Read through the entries below and return each line with the word "document".

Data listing
+ + + +
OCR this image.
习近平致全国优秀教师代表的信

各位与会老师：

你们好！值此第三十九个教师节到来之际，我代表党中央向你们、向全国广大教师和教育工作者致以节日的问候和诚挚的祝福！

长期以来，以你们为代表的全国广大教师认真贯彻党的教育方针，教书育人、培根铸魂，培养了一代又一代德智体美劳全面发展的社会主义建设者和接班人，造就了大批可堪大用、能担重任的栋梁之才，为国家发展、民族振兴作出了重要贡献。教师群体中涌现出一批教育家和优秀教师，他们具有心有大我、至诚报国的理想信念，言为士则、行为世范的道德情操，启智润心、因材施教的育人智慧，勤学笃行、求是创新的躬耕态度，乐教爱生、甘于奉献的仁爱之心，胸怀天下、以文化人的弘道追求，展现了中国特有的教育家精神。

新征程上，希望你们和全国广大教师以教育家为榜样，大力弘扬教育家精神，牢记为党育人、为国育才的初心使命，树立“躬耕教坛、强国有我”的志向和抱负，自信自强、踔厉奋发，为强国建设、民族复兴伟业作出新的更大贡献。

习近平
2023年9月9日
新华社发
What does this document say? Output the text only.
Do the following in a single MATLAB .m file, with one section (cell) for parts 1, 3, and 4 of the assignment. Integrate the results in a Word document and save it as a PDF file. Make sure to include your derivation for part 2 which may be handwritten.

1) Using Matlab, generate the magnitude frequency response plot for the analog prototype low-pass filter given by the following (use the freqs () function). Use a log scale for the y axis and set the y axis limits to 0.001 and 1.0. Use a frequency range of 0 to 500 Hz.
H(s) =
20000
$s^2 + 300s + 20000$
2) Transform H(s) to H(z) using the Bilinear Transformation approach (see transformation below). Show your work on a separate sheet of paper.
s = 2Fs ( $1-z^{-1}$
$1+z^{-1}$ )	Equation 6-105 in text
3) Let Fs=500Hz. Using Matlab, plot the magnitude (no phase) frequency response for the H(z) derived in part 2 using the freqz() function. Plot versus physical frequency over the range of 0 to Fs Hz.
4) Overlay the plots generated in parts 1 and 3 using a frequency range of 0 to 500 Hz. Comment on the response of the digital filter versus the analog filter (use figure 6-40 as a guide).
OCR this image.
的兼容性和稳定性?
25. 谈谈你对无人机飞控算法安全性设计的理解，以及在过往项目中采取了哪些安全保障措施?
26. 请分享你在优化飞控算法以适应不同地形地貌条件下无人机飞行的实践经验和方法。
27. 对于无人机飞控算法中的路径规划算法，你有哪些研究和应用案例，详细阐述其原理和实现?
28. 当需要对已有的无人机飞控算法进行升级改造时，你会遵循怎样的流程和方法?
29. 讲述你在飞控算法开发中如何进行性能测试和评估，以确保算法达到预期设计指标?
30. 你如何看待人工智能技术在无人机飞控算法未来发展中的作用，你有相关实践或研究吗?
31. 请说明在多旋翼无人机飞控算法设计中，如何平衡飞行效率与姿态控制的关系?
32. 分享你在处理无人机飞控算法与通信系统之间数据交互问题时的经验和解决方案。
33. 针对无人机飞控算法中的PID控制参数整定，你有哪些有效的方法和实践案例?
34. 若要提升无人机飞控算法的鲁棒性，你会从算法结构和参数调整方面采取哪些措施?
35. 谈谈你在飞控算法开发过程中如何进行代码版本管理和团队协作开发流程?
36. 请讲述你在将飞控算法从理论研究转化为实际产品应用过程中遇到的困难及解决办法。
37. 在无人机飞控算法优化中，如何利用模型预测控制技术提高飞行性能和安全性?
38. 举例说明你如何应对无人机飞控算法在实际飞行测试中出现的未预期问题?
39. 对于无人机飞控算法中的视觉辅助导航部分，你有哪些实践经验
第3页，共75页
+ + + +
• Result of this exercise
What does this document say? Output the text only.
Do the following in a single MATLAB .m file, with one section (cell) for parts 1, 3, and 4 of the assignment. Integrate the results in a Word document and save it as a PDF file. Make sure to include your derivation for part 2 which may be handwritten.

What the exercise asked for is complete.